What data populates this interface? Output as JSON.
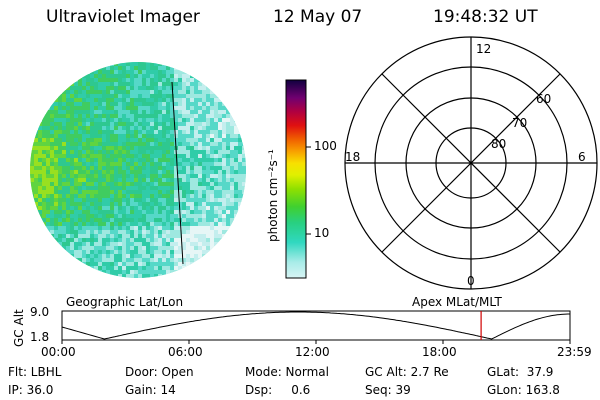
{
  "header": {
    "instrument": "Ultraviolet Imager",
    "date": "12 May 07",
    "time": "19:48:32 UT"
  },
  "colorbar": {
    "unit_label": "photon cm⁻²s⁻¹",
    "tick_100": "100",
    "tick_10": "10"
  },
  "polar_plot": {
    "mlt_labels": {
      "top": "12",
      "left": "18",
      "right": "6",
      "bottom": "0"
    },
    "lat_labels": [
      "60",
      "70",
      "80"
    ]
  },
  "orbit_strip": {
    "left_title": "Geographic Lat/Lon",
    "right_title": "Apex MLat/MLT",
    "y_axis_label": "GC Alt",
    "y_max": "9.0",
    "y_min": "1.8",
    "time_ticks": [
      "00:00",
      "06:00",
      "12:00",
      "18:00",
      "23:59"
    ],
    "current_time_marker_hours": 19.8,
    "marker_color": "#d00000"
  },
  "status": {
    "flt": "Flt: LBHL",
    "door": "Door: Open",
    "mode": "Mode: Normal",
    "gcalt": "GC Alt: 2.7 Re",
    "glat": "GLat:  37.9",
    "ip": "IP: 36.0",
    "gain": "Gain: 14",
    "dsp": "Dsp:     0.6",
    "seq": "Seq: 39",
    "glon": "GLon: 163.8"
  }
}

▬▬▬▬▬▬

INSTRUCTION = Restate every record exactly, please; do not copy the pictures.

RESPONSE TO THE EXERCISE =
What data populates this interface? Output as JSON.
{
  "header": {
    "instrument": "Ultraviolet Imager",
    "date": "12 May 07",
    "time": "19:48:32 UT"
  },
  "colorbar": {
    "unit_label": "photon cm⁻²s⁻¹",
    "tick_100": "100",
    "tick_10": "10"
  },
  "polar_plot": {
    "mlt_labels": {
      "top": "12",
      "left": "18",
      "right": "6",
      "bottom": "0"
    },
    "lat_labels": [
      "60",
      "70",
      "80"
    ]
  },
  "orbit_strip": {
    "left_title": "Geographic Lat/Lon",
    "right_title": "Apex MLat/MLT",
    "y_axis_label": "GC Alt",
    "y_max": "9.0",
    "y_min": "1.8",
    "time_ticks": [
      "00:00",
      "06:00",
      "12:00",
      "18:00",
      "23:59"
    ],
    "current_time_marker_hours": 19.8,
    "marker_color": "#d00000"
  },
  "status": {
    "flt": "Flt: LBHL",
    "door": "Door: Open",
    "mode": "Mode: Normal",
    "gcalt": "GC Alt: 2.7 Re",
    "glat": "GLat:  37.9",
    "ip": "IP: 36.0",
    "gain": "Gain: 14",
    "dsp": "Dsp:     0.6",
    "seq": "Seq: 39",
    "glon": "GLon: 163.8"
  }
}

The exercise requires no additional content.